INPUT MATERIAL
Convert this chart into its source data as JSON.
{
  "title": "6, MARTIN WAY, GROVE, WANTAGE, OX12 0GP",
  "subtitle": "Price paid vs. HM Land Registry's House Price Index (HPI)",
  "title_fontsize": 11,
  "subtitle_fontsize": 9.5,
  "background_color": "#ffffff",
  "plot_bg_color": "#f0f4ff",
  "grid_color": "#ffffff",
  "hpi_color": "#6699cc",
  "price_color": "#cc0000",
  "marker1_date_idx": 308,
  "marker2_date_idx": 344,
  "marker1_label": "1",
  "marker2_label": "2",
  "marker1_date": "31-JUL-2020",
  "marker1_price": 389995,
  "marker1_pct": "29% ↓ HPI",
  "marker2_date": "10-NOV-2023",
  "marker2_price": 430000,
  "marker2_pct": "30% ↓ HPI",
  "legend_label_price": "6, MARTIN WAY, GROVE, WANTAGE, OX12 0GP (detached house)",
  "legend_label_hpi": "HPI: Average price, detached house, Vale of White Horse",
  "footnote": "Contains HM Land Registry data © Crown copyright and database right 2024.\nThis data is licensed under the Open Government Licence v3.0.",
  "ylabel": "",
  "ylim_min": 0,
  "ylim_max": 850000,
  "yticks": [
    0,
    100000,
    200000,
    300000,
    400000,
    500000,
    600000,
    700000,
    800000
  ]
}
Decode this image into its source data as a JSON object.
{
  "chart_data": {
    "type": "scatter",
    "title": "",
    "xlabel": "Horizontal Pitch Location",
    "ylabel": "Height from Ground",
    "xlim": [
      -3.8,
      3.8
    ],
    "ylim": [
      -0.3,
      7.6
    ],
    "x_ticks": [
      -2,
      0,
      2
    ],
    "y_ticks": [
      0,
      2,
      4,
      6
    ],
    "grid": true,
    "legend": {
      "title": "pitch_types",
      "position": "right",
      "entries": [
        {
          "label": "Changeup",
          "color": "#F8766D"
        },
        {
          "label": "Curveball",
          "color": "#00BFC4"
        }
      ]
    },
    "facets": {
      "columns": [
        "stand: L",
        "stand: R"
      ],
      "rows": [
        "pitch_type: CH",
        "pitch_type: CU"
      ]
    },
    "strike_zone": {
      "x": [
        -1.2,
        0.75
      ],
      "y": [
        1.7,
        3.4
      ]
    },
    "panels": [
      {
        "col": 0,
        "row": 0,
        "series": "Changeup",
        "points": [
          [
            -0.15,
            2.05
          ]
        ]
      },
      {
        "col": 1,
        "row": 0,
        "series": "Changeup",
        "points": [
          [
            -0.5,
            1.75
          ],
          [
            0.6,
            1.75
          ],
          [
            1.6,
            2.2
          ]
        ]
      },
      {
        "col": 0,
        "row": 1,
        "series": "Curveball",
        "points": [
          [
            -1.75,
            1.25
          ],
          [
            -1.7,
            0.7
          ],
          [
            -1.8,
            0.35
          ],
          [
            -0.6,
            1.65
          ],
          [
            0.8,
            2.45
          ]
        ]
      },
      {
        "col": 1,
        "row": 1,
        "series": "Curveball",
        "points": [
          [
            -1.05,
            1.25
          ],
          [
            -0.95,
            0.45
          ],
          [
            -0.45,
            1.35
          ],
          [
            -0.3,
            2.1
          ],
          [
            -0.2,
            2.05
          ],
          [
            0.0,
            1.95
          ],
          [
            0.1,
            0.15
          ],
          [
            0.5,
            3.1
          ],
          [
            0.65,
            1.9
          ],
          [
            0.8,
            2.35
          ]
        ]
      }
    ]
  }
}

AIM OF THE TASK
Give back the data above exactly as it appears.

EXERCISE RESULT
Convert this chart into its source data as JSON.
{
  "title": "6, MARTIN WAY, GROVE, WANTAGE, OX12 0GP",
  "subtitle": "Price paid vs. HM Land Registry's House Price Index (HPI)",
  "title_fontsize": 11,
  "subtitle_fontsize": 9.5,
  "background_color": "#ffffff",
  "plot_bg_color": "#f0f4ff",
  "grid_color": "#ffffff",
  "hpi_color": "#6699cc",
  "price_color": "#cc0000",
  "marker1_date_idx": 308,
  "marker2_date_idx": 344,
  "marker1_label": "1",
  "marker2_label": "2",
  "marker1_date": "31-JUL-2020",
  "marker1_price": 389995,
  "marker1_pct": "29% ↓ HPI",
  "marker2_date": "10-NOV-2023",
  "marker2_price": 430000,
  "marker2_pct": "30% ↓ HPI",
  "legend_label_price": "6, MARTIN WAY, GROVE, WANTAGE, OX12 0GP (detached house)",
  "legend_label_hpi": "HPI: Average price, detached house, Vale of White Horse",
  "footnote": "Contains HM Land Registry data © Crown copyright and database right 2024.\nThis data is licensed under the Open Government Licence v3.0.",
  "ylabel": "",
  "ylim_min": 0,
  "ylim_max": 850000,
  "yticks": [
    0,
    100000,
    200000,
    300000,
    400000,
    500000,
    600000,
    700000,
    800000
  ]
}
Decode this image into its source data as a JSON object.
{
  "chart_data": {
    "type": "scatter",
    "title": "",
    "xlabel": "Horizontal Pitch Location",
    "ylabel": "Height from Ground",
    "xlim": [
      -3.8,
      3.8
    ],
    "ylim": [
      -0.3,
      7.6
    ],
    "x_ticks": [
      -2,
      0,
      2
    ],
    "y_ticks": [
      0,
      2,
      4,
      6
    ],
    "grid": true,
    "legend": {
      "title": "pitch_types",
      "position": "right",
      "entries": [
        {
          "label": "Changeup",
          "color": "#F8766D"
        },
        {
          "label": "Curveball",
          "color": "#00BFC4"
        }
      ]
    },
    "facets": {
      "columns": [
        "stand: L",
        "stand: R"
      ],
      "rows": [
        "pitch_type: CH",
        "pitch_type: CU"
      ]
    },
    "strike_zone": {
      "x": [
        -1.2,
        0.75
      ],
      "y": [
        1.7,
        3.4
      ]
    },
    "panels": [
      {
        "col": 0,
        "row": 0,
        "series": "Changeup",
        "points": [
          [
            -0.15,
            2.05
          ]
        ]
      },
      {
        "col": 1,
        "row": 0,
        "series": "Changeup",
        "points": [
          [
            -0.5,
            1.75
          ],
          [
            0.6,
            1.75
          ],
          [
            1.6,
            2.2
          ]
        ]
      },
      {
        "col": 0,
        "row": 1,
        "series": "Curveball",
        "points": [
          [
            -1.75,
            1.25
          ],
          [
            -1.7,
            0.7
          ],
          [
            -1.8,
            0.35
          ],
          [
            -0.6,
            1.65
          ],
          [
            0.8,
            2.45
          ]
        ]
      },
      {
        "col": 1,
        "row": 1,
        "series": "Curveball",
        "points": [
          [
            -1.05,
            1.25
          ],
          [
            -0.95,
            0.45
          ],
          [
            -0.45,
            1.35
          ],
          [
            -0.3,
            2.1
          ],
          [
            -0.2,
            2.05
          ],
          [
            0.0,
            1.95
          ],
          [
            0.1,
            0.15
          ],
          [
            0.5,
            3.1
          ],
          [
            0.65,
            1.9
          ],
          [
            0.8,
            2.35
          ]
        ]
      }
    ]
  }
}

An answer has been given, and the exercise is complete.